**待审阅文本:**
┄┄┄┄┄┄
← Back to list

外网流量转发到本地

Published on: | Views: 70

有时候在对接第三方服务时,需要将外网流量转发到本地,方便调试。 这个可以使用ssh的远程转发功能实现,关于ssh转发,这里有一篇比较好的文章: https://www.ibm.com/developerworks/cn/linux/l-cn-sshforward/

外网转发流量到本地,需要有一台外网服务器做转发工作。

配置外网服务器ssh

sudo vi /etc/ssh/sshd_config

增加:

gatewayports yes  # 让其他机器可以访问
ClientAliveInterval 60  # 保持连接
ClientAliveCountMax 1

重启:

/etc/init.d/ssh restart

本地机器执行远程代理命令

ssh -g -R 80:localhost:8080 user@remote_server -p xxxx

意思是转发远程服务器的80端口到本地机器的8080端口,ssh到user@remote_server -p xxxx

保存连接稳定

由于网络波动,或者ip地址变化,可能连接会失效,即产生broken pipe错误,产生错误后客户端无法再和服务端通信。 第一在TCP层面,服务端和客户端有tcp keep alive机制,保持tcp连接,一旦断开,会话将会失效。 第二在会话层面,服务端和客户端有互发空包消息检测对方是否在线机制,一旦断开,会话将会失效。

客户端设置

/etc/ssh/ssh_config

ServerAliveInterval

Sets a timeout interval in seconds after which if no data has been received from the server, ssh(1) will send a message through the encrypted channel to request a response from the server.The default is 0, indicating that these messages will not be sent to the server, or 300 if the BatchMode option is set. ProtocolKeepAlives and SetupTimeOut are Debian-specific compatibility aliases for this option. 大概意思是,超过这个值的时间还没有收到服务器数据,客户端就会自动发送一个空包给服务端,试探服务端是否在线。默认值为0,即不发送空包试探。
┄┄┄┄┄┄
**材料汇总:**
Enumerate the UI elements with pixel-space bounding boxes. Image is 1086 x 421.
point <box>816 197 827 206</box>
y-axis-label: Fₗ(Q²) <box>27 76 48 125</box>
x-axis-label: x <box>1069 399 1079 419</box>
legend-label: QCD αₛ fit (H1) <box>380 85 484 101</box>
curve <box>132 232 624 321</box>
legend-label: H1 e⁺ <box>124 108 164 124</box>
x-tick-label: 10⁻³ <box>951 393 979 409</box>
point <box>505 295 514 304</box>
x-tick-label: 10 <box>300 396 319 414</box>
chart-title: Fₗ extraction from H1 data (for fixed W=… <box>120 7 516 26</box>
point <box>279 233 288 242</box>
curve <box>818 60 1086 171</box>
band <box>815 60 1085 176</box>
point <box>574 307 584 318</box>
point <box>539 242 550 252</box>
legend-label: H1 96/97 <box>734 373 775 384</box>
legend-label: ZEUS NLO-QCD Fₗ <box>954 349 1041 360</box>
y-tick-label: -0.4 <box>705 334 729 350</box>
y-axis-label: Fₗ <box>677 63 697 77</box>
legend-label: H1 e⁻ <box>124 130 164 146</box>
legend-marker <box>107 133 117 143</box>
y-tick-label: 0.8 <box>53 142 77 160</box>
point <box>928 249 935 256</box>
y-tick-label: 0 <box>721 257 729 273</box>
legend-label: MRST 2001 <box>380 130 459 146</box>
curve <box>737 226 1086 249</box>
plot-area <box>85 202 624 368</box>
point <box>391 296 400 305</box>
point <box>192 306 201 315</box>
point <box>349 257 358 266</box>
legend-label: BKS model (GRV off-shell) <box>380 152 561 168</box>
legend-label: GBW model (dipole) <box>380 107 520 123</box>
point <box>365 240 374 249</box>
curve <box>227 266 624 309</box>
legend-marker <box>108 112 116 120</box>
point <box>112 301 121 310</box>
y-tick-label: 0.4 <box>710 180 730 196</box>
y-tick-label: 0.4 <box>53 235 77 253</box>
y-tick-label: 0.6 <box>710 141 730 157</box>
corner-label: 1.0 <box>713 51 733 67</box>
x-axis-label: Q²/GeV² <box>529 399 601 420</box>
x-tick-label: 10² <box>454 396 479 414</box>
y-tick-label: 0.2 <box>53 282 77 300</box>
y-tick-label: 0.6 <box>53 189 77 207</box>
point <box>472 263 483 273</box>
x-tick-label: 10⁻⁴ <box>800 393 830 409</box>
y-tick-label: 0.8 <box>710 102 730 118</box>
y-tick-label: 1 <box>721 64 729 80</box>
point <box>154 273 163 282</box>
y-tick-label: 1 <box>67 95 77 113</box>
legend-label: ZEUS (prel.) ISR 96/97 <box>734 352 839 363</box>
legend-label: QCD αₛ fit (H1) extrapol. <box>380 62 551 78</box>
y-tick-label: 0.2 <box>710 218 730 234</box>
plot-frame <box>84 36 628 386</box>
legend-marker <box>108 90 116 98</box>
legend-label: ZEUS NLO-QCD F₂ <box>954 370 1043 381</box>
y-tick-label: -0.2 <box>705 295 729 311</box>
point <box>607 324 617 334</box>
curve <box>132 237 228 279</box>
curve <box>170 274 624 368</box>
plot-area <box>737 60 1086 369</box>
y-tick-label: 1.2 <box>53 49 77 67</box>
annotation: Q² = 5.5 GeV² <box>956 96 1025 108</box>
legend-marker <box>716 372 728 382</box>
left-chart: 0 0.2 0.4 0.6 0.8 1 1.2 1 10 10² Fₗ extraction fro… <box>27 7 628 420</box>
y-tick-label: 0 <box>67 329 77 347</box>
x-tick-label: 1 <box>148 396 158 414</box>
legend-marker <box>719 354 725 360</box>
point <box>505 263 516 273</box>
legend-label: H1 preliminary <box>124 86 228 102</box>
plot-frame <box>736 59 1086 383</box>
┄┄┄┄┄┄
**任务内容:**
a: 修改关于外网流量转发的文章:从“Published on: |”开始,到“外网转发流量到本地,需要有一台外网服务器做转发工作。”结束,重写这一段,把其中的“外网服务器”改为“公网服务器”。
b: 按照关于外网流量转发的文章,示例中的远程转发命令把远程服务器的哪个端口转发到本地机器的哪个端口?

**各题答案:**
a:
Published on: | Views: 70

有时候在对接第三方服务时,需要将外网流量转发到本地,方便调试。 这个可以使用ssh的远程转发功能实现,关于ssh转发,这里有一篇比较好的文章: https://www.ibm.com/developerworks/cn/linux/l-cn-sshforward/

外网转发流量到本地,需要有一台公网服务器做转发工作。

b: 把远程服务器的80端口转发到本地机器的8080端口。